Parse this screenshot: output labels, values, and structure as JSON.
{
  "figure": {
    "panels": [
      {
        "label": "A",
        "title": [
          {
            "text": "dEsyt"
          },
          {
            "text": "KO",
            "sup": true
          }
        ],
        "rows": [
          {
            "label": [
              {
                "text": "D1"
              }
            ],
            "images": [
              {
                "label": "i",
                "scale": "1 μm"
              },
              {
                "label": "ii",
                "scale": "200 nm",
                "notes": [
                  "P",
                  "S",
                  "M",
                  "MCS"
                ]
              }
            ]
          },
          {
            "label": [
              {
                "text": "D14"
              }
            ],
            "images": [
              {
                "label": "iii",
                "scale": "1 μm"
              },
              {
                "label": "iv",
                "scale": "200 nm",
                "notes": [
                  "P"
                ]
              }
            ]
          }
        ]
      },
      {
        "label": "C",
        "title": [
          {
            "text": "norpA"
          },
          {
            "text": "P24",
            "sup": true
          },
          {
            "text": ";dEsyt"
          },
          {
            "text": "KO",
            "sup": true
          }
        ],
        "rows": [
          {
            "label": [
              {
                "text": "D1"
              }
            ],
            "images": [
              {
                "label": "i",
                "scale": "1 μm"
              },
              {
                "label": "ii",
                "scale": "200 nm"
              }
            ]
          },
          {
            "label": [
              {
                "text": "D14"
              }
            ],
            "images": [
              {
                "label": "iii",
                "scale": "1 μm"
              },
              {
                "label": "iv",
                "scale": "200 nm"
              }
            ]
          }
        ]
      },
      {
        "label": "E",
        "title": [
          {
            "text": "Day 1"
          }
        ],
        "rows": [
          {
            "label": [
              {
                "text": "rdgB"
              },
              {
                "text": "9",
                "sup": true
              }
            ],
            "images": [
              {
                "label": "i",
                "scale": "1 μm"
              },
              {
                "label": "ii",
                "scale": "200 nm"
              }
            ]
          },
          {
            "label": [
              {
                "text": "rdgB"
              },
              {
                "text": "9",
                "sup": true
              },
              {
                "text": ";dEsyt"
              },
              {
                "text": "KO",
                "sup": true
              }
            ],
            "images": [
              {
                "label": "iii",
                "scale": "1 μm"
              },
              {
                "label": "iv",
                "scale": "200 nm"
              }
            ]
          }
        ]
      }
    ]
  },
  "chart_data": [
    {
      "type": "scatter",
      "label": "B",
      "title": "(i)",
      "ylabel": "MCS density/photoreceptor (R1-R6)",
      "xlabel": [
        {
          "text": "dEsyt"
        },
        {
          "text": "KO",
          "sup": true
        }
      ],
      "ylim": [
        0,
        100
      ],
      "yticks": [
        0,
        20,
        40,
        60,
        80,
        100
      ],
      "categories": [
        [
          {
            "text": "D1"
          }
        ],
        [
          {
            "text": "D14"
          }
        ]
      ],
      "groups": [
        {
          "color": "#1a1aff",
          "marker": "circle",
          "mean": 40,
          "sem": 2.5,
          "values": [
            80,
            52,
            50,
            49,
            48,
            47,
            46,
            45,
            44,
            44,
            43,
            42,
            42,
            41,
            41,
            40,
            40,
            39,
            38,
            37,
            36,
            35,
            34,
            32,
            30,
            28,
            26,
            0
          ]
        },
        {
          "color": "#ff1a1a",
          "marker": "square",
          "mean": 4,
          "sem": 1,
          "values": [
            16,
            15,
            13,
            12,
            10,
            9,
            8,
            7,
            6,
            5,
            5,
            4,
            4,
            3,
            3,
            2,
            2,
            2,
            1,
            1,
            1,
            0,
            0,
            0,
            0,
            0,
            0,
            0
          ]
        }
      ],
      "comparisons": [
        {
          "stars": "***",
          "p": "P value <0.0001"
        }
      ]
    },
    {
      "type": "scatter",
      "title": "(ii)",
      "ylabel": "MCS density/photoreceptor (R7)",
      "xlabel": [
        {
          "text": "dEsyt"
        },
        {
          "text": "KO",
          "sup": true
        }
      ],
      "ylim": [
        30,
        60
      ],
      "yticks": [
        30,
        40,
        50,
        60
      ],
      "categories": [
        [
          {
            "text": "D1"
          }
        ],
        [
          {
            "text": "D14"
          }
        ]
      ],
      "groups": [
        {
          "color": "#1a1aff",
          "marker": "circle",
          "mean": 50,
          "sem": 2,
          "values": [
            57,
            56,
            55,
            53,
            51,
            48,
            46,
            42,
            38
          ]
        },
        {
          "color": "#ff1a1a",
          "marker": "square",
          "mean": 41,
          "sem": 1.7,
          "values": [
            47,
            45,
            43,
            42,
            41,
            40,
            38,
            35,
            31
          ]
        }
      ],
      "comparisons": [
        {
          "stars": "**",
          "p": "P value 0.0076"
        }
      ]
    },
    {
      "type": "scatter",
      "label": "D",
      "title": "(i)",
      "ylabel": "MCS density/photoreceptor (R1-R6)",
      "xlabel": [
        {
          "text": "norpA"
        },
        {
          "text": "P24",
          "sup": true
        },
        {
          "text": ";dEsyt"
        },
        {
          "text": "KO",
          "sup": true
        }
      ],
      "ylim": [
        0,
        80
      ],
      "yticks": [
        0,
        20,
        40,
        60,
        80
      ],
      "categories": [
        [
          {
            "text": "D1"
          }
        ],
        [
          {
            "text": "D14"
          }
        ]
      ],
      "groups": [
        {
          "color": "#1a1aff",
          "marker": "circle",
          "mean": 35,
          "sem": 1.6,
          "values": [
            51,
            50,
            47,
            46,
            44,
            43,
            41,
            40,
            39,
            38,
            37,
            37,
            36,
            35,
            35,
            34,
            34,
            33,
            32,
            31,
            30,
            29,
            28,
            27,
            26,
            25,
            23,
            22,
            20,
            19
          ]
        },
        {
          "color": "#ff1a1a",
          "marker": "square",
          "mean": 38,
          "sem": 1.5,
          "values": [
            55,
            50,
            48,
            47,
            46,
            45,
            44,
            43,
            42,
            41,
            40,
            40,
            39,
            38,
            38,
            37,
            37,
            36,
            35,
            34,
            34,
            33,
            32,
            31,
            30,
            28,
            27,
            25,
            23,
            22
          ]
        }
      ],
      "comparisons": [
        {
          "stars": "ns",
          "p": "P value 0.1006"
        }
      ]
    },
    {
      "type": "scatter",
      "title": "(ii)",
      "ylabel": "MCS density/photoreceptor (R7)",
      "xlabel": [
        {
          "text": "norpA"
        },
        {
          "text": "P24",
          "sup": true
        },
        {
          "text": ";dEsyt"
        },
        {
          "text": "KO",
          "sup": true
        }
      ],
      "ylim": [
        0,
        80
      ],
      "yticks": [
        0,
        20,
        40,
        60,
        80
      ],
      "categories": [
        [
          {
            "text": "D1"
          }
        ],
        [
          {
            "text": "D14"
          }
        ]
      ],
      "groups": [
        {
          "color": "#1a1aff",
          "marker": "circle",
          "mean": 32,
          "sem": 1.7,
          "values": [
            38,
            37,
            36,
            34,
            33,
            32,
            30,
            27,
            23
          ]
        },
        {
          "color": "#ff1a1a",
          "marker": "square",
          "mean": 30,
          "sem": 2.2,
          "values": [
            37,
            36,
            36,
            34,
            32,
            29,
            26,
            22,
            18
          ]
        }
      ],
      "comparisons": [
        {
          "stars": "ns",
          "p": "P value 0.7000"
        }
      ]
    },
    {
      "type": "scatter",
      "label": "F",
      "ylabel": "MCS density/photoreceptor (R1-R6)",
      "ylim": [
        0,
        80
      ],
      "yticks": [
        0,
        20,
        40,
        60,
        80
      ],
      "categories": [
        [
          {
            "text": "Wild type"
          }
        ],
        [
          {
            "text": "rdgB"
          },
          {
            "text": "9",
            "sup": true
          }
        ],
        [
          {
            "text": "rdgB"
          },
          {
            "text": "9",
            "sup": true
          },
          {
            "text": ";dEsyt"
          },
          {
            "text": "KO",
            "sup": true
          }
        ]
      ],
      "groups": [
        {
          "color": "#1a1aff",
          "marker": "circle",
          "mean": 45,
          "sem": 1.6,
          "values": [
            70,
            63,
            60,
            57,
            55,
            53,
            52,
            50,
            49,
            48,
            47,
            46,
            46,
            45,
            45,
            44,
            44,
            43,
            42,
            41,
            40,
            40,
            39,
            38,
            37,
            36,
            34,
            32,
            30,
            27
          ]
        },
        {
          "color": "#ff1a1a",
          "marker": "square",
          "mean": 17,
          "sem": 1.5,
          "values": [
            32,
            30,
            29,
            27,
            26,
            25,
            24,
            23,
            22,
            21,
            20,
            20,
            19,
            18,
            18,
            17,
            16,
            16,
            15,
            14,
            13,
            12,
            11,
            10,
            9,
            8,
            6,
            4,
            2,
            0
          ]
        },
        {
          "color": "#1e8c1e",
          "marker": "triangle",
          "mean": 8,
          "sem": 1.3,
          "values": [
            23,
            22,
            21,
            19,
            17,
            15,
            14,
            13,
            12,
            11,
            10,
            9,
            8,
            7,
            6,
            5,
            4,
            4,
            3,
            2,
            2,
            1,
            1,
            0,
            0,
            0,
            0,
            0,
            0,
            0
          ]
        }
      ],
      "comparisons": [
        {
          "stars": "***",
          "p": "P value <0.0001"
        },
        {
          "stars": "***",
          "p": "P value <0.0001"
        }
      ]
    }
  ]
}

....

Tell how many lines in the material contain the word "mean". Only the number is wanted.

#### [Finished answer]
11